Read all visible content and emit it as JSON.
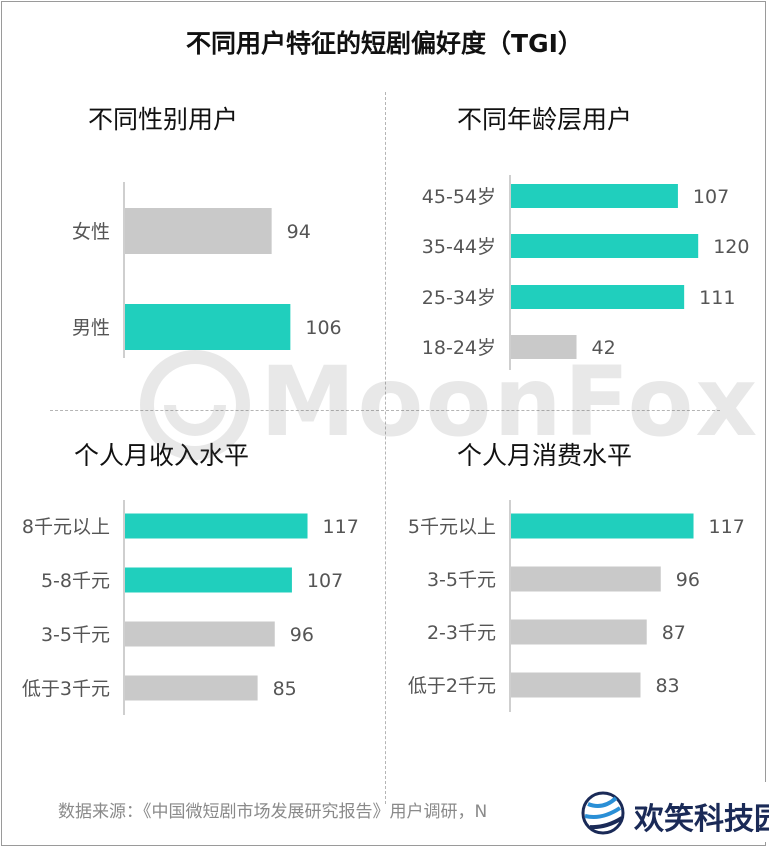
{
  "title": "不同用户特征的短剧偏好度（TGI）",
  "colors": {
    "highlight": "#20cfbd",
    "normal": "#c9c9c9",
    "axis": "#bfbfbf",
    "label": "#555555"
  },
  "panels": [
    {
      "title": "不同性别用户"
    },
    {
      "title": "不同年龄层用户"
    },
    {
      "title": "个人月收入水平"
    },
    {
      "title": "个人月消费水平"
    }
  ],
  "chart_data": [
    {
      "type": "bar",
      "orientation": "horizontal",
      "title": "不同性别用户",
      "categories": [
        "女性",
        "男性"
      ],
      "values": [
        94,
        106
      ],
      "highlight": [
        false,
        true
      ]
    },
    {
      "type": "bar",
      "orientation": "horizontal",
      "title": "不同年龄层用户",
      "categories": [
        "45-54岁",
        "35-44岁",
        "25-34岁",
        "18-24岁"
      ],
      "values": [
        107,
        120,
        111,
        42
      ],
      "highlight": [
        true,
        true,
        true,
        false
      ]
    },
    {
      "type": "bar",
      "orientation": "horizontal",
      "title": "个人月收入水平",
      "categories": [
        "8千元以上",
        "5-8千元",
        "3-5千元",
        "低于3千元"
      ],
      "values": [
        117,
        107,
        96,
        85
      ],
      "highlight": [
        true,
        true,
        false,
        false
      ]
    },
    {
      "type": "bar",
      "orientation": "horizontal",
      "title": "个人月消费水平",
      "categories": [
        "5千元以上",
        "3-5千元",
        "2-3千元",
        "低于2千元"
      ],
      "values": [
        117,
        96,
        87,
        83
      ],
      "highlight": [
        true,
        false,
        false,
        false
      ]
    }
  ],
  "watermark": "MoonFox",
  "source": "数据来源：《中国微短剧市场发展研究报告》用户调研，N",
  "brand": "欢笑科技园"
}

## PROBLEM REQUIREMENTS
Your task is to retype all the entries exactly and leave out any pictures.

## RESULT BELOW
Read all visible content and emit it as JSON.
{
  "title": "不同用户特征的短剧偏好度（TGI）",
  "colors": {
    "highlight": "#20cfbd",
    "normal": "#c9c9c9",
    "axis": "#bfbfbf",
    "label": "#555555"
  },
  "panels": [
    {
      "title": "不同性别用户"
    },
    {
      "title": "不同年龄层用户"
    },
    {
      "title": "个人月收入水平"
    },
    {
      "title": "个人月消费水平"
    }
  ],
  "chart_data": [
    {
      "type": "bar",
      "orientation": "horizontal",
      "title": "不同性别用户",
      "categories": [
        "女性",
        "男性"
      ],
      "values": [
        94,
        106
      ],
      "highlight": [
        false,
        true
      ]
    },
    {
      "type": "bar",
      "orientation": "horizontal",
      "title": "不同年龄层用户",
      "categories": [
        "45-54岁",
        "35-44岁",
        "25-34岁",
        "18-24岁"
      ],
      "values": [
        107,
        120,
        111,
        42
      ],
      "highlight": [
        true,
        true,
        true,
        false
      ]
    },
    {
      "type": "bar",
      "orientation": "horizontal",
      "title": "个人月收入水平",
      "categories": [
        "8千元以上",
        "5-8千元",
        "3-5千元",
        "低于3千元"
      ],
      "values": [
        117,
        107,
        96,
        85
      ],
      "highlight": [
        true,
        true,
        false,
        false
      ]
    },
    {
      "type": "bar",
      "orientation": "horizontal",
      "title": "个人月消费水平",
      "categories": [
        "5千元以上",
        "3-5千元",
        "2-3千元",
        "低于2千元"
      ],
      "values": [
        117,
        96,
        87,
        83
      ],
      "highlight": [
        true,
        false,
        false,
        false
      ]
    }
  ],
  "watermark": "MoonFox",
  "source": "数据来源：《中国微短剧市场发展研究报告》用户调研，N",
  "brand": "欢笑科技园"
}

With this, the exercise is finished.